### EXERCISE TASK
Please give the listing again, word for word, with nothing left out.

### TASK MATERIAL
........

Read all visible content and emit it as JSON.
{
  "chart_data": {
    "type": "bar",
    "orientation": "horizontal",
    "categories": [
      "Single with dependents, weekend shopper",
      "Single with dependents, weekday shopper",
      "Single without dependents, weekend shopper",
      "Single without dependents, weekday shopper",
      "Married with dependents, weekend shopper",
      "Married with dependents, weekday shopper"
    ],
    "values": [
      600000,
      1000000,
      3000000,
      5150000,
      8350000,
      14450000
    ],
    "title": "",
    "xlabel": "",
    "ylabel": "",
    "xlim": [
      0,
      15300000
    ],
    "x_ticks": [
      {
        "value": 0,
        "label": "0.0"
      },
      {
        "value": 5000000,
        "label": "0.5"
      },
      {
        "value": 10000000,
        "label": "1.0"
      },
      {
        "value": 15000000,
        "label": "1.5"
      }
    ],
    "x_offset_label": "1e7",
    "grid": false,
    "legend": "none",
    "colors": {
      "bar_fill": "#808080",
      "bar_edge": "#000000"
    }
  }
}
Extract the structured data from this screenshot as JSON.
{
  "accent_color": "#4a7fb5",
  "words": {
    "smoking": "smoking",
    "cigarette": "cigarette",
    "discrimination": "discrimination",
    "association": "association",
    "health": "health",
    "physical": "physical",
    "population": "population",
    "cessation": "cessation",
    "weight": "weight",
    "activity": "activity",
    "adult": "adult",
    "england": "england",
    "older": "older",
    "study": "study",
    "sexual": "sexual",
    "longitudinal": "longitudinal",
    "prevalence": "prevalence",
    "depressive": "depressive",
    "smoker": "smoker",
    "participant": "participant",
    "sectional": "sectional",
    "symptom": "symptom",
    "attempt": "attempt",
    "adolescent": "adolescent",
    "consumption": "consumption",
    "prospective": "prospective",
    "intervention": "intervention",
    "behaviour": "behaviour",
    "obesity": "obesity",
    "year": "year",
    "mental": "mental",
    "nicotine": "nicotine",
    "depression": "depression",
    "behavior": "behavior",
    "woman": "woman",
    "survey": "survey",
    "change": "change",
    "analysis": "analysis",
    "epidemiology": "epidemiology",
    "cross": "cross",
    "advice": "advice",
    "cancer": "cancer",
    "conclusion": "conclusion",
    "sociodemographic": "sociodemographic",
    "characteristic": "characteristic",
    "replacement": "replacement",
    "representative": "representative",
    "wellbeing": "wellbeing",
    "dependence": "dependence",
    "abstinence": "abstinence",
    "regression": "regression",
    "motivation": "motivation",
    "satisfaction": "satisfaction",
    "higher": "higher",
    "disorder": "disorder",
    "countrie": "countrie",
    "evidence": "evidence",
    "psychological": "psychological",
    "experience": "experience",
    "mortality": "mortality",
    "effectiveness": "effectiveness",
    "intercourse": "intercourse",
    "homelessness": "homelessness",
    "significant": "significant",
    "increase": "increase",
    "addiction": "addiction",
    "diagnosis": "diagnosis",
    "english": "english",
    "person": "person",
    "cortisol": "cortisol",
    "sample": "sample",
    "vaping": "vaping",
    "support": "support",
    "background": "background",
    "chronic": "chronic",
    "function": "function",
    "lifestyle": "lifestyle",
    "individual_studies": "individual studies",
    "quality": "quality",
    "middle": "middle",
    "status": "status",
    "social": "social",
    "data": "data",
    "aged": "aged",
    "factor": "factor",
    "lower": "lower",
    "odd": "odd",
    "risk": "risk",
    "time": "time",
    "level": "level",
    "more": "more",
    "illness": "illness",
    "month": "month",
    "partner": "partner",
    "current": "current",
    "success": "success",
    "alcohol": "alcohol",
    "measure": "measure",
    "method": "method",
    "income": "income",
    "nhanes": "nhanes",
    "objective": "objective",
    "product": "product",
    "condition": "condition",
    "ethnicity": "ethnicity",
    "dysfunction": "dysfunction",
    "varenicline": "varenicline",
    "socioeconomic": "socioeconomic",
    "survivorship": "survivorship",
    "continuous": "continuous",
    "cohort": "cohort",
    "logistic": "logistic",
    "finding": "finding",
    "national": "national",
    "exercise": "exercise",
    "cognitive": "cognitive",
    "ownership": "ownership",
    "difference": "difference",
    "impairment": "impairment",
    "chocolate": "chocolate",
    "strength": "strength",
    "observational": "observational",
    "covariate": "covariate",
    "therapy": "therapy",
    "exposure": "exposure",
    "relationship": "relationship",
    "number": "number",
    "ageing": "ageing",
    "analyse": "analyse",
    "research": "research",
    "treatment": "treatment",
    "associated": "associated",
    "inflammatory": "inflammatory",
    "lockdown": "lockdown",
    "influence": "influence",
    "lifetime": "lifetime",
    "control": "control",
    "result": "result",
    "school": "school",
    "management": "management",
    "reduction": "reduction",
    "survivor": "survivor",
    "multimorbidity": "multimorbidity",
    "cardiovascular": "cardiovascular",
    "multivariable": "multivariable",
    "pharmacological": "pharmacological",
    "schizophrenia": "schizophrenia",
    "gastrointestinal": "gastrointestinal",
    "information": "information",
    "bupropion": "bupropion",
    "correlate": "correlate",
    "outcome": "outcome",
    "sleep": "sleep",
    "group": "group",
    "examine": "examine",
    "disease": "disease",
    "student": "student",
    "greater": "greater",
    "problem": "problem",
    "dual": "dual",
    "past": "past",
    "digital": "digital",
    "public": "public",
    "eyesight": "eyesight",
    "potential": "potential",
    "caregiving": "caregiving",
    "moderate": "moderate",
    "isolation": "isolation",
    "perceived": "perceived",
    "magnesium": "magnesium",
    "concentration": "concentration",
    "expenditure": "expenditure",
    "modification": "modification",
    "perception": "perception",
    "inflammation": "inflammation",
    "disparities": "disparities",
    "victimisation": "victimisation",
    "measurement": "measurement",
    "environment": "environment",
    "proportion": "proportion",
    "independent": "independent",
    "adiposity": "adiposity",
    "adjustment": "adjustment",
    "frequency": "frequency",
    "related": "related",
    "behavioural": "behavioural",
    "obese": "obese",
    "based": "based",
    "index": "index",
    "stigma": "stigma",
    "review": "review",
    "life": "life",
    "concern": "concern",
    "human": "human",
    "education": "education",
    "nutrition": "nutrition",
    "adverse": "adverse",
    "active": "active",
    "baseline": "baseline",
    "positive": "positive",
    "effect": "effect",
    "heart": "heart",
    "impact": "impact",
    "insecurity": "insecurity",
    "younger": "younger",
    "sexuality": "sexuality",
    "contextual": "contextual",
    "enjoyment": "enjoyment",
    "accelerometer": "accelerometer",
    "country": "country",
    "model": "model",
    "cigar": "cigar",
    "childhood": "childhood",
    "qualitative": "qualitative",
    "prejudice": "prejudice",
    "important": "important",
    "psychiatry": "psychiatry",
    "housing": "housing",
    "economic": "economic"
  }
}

........

### EXERCISE SOLUTION
Read all visible content and emit it as JSON.
{
  "chart_data": {
    "type": "bar",
    "orientation": "horizontal",
    "categories": [
      "Single with dependents, weekend shopper",
      "Single with dependents, weekday shopper",
      "Single without dependents, weekend shopper",
      "Single without dependents, weekday shopper",
      "Married with dependents, weekend shopper",
      "Married with dependents, weekday shopper"
    ],
    "values": [
      600000,
      1000000,
      3000000,
      5150000,
      8350000,
      14450000
    ],
    "title": "",
    "xlabel": "",
    "ylabel": "",
    "xlim": [
      0,
      15300000
    ],
    "x_ticks": [
      {
        "value": 0,
        "label": "0.0"
      },
      {
        "value": 5000000,
        "label": "0.5"
      },
      {
        "value": 10000000,
        "label": "1.0"
      },
      {
        "value": 15000000,
        "label": "1.5"
      }
    ],
    "x_offset_label": "1e7",
    "grid": false,
    "legend": "none",
    "colors": {
      "bar_fill": "#808080",
      "bar_edge": "#000000"
    }
  }
}
Extract the structured data from this screenshot as JSON.
{
  "accent_color": "#4a7fb5",
  "words": {
    "smoking": "smoking",
    "cigarette": "cigarette",
    "discrimination": "discrimination",
    "association": "association",
    "health": "health",
    "physical": "physical",
    "population": "population",
    "cessation": "cessation",
    "weight": "weight",
    "activity": "activity",
    "adult": "adult",
    "england": "england",
    "older": "older",
    "study": "study",
    "sexual": "sexual",
    "longitudinal": "longitudinal",
    "prevalence": "prevalence",
    "depressive": "depressive",
    "smoker": "smoker",
    "participant": "participant",
    "sectional": "sectional",
    "symptom": "symptom",
    "attempt": "attempt",
    "adolescent": "adolescent",
    "consumption": "consumption",
    "prospective": "prospective",
    "intervention": "intervention",
    "behaviour": "behaviour",
    "obesity": "obesity",
    "year": "year",
    "mental": "mental",
    "nicotine": "nicotine",
    "depression": "depression",
    "behavior": "behavior",
    "woman": "woman",
    "survey": "survey",
    "change": "change",
    "analysis": "analysis",
    "epidemiology": "epidemiology",
    "cross": "cross",
    "advice": "advice",
    "cancer": "cancer",
    "conclusion": "conclusion",
    "sociodemographic": "sociodemographic",
    "characteristic": "characteristic",
    "replacement": "replacement",
    "representative": "representative",
    "wellbeing": "wellbeing",
    "dependence": "dependence",
    "abstinence": "abstinence",
    "regression": "regression",
    "motivation": "motivation",
    "satisfaction": "satisfaction",
    "higher": "higher",
    "disorder": "disorder",
    "countrie": "countrie",
    "evidence": "evidence",
    "psychological": "psychological",
    "experience": "experience",
    "mortality": "mortality",
    "effectiveness": "effectiveness",
    "intercourse": "intercourse",
    "homelessness": "homelessness",
    "significant": "significant",
    "increase": "increase",
    "addiction": "addiction",
    "diagnosis": "diagnosis",
    "english": "english",
    "person": "person",
    "cortisol": "cortisol",
    "sample": "sample",
    "vaping": "vaping",
    "support": "support",
    "background": "background",
    "chronic": "chronic",
    "function": "function",
    "lifestyle": "lifestyle",
    "individual_studies": "individual studies",
    "quality": "quality",
    "middle": "middle",
    "status": "status",
    "social": "social",
    "data": "data",
    "aged": "aged",
    "factor": "factor",
    "lower": "lower",
    "odd": "odd",
    "risk": "risk",
    "time": "time",
    "level": "level",
    "more": "more",
    "illness": "illness",
    "month": "month",
    "partner": "partner",
    "current": "current",
    "success": "success",
    "alcohol": "alcohol",
    "measure": "measure",
    "method": "method",
    "income": "income",
    "nhanes": "nhanes",
    "objective": "objective",
    "product": "product",
    "condition": "condition",
    "ethnicity": "ethnicity",
    "dysfunction": "dysfunction",
    "varenicline": "varenicline",
    "socioeconomic": "socioeconomic",
    "survivorship": "survivorship",
    "continuous": "continuous",
    "cohort": "cohort",
    "logistic": "logistic",
    "finding": "finding",
    "national": "national",
    "exercise": "exercise",
    "cognitive": "cognitive",
    "ownership": "ownership",
    "difference": "difference",
    "impairment": "impairment",
    "chocolate": "chocolate",
    "strength": "strength",
    "observational": "observational",
    "covariate": "covariate",
    "therapy": "therapy",
    "exposure": "exposure",
    "relationship": "relationship",
    "number": "number",
    "ageing": "ageing",
    "analyse": "analyse",
    "research": "research",
    "treatment": "treatment",
    "associated": "associated",
    "inflammatory": "inflammatory",
    "lockdown": "lockdown",
    "influence": "influence",
    "lifetime": "lifetime",
    "control": "control",
    "result": "result",
    "school": "school",
    "management": "management",
    "reduction": "reduction",
    "survivor": "survivor",
    "multimorbidity": "multimorbidity",
    "cardiovascular": "cardiovascular",
    "multivariable": "multivariable",
    "pharmacological": "pharmacological",
    "schizophrenia": "schizophrenia",
    "gastrointestinal": "gastrointestinal",
    "information": "information",
    "bupropion": "bupropion",
    "correlate": "correlate",
    "outcome": "outcome",
    "sleep": "sleep",
    "group": "group",
    "examine": "examine",
    "disease": "disease",
    "student": "student",
    "greater": "greater",
    "problem": "problem",
    "dual": "dual",
    "past": "past",
    "digital": "digital",
    "public": "public",
    "eyesight": "eyesight",
    "potential": "potential",
    "caregiving": "caregiving",
    "moderate": "moderate",
    "isolation": "isolation",
    "perceived": "perceived",
    "magnesium": "magnesium",
    "concentration": "concentration",
    "expenditure": "expenditure",
    "modification": "modification",
    "perception": "perception",
    "inflammation": "inflammation",
    "disparities": "disparities",
    "victimisation": "victimisation",
    "measurement": "measurement",
    "environment": "environment",
    "proportion": "proportion",
    "independent": "independent",
    "adiposity": "adiposity",
    "adjustment": "adjustment",
    "frequency": "frequency",
    "related": "related",
    "behavioural": "behavioural",
    "obese": "obese",
    "based": "based",
    "index": "index",
    "stigma": "stigma",
    "review": "review",
    "life": "life",
    "concern": "concern",
    "human": "human",
    "education": "education",
    "nutrition": "nutrition",
    "adverse": "adverse",
    "active": "active",
    "baseline": "baseline",
    "positive": "positive",
    "effect": "effect",
    "heart": "heart",
    "impact": "impact",
    "insecurity": "insecurity",
    "younger": "younger",
    "sexuality": "sexuality",
    "contextual": "contextual",
    "enjoyment": "enjoyment",
    "accelerometer": "accelerometer",
    "country": "country",
    "model": "model",
    "cigar": "cigar",
    "childhood": "childhood",
    "qualitative": "qualitative",
    "prejudice": "prejudice",
    "important": "important",
    "psychiatry": "psychiatry",
    "housing": "housing",
    "economic": "economic"
  }
}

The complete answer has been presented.